◆ JOB
Write out only the lines from the line that holds "Convert this document image to plain text." to the end of the listing below, inclusive, with the pictures omitted.

◆ MATERIAL PROVIDED
☆ ☆ ☆ ☆ ☆ ☆ ☆

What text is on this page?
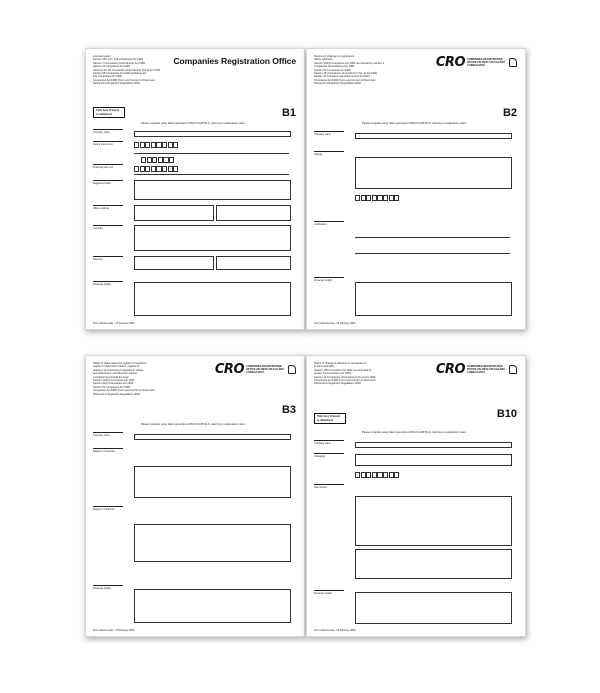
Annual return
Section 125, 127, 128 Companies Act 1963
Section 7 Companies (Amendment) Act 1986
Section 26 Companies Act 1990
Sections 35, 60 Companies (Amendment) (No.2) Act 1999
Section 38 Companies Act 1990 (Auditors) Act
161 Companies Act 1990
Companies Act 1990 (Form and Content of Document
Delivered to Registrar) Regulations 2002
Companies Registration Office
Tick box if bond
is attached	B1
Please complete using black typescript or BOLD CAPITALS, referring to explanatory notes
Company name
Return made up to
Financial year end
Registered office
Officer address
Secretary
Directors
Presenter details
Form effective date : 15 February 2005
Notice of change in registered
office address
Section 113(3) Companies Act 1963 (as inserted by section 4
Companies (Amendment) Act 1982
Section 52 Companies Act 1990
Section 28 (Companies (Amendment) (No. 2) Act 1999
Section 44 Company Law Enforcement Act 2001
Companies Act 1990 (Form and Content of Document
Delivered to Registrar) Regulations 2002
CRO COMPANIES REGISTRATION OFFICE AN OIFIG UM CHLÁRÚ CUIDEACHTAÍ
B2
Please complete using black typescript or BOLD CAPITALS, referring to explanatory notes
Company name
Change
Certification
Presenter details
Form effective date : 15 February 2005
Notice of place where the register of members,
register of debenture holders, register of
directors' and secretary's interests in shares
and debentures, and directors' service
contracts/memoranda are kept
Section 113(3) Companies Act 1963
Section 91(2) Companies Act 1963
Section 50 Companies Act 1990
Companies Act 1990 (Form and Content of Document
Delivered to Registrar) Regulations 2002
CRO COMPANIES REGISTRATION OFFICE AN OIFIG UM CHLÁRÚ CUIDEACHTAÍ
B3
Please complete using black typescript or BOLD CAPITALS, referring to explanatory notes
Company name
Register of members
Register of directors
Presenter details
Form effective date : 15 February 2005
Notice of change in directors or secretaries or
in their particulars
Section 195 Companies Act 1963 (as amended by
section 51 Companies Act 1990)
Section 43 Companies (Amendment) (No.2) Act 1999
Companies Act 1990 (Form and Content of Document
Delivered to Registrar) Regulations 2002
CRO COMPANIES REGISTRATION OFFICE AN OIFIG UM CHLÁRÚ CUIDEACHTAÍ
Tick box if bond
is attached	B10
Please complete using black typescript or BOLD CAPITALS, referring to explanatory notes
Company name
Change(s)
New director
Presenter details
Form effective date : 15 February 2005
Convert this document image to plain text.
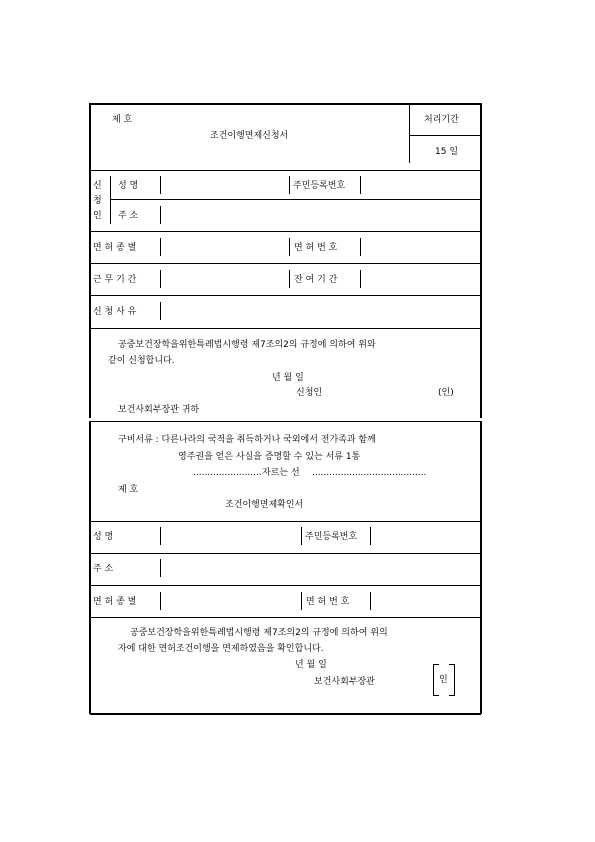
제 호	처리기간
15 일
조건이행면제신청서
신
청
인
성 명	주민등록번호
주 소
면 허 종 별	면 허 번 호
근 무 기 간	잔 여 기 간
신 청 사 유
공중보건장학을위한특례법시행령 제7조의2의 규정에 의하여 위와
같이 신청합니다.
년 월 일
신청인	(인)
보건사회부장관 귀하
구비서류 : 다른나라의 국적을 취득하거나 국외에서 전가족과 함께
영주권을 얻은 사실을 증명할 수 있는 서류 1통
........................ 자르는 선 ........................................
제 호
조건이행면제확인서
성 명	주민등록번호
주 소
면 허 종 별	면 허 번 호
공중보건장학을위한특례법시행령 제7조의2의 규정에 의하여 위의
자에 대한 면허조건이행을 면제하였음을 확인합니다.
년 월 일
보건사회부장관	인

☆ ☆ ☆ ☆ ☆ ☆ ☆

◆ OUTPUT BELOW
Convert this document image to plain text.
제 호	처리기간
15 일
조건이행면제신청서
신
청
인
성 명	주민등록번호
주 소
면 허 종 별	면 허 번 호
근 무 기 간	잔 여 기 간
신 청 사 유
공중보건장학을위한특례법시행령 제7조의2의 규정에 의하여 위와
같이 신청합니다.
년 월 일
신청인	(인)
보건사회부장관 귀하
구비서류 : 다른나라의 국적을 취득하거나 국외에서 전가족과 함께
영주권을 얻은 사실을 증명할 수 있는 서류 1통
........................ 자르는 선 ........................................
제 호
조건이행면제확인서
성 명	주민등록번호
주 소
면 허 종 별	면 허 번 호
공중보건장학을위한특례법시행령 제7조의2의 규정에 의하여 위의
자에 대한 면허조건이행을 면제하였음을 확인합니다.
년 월 일
보건사회부장관	인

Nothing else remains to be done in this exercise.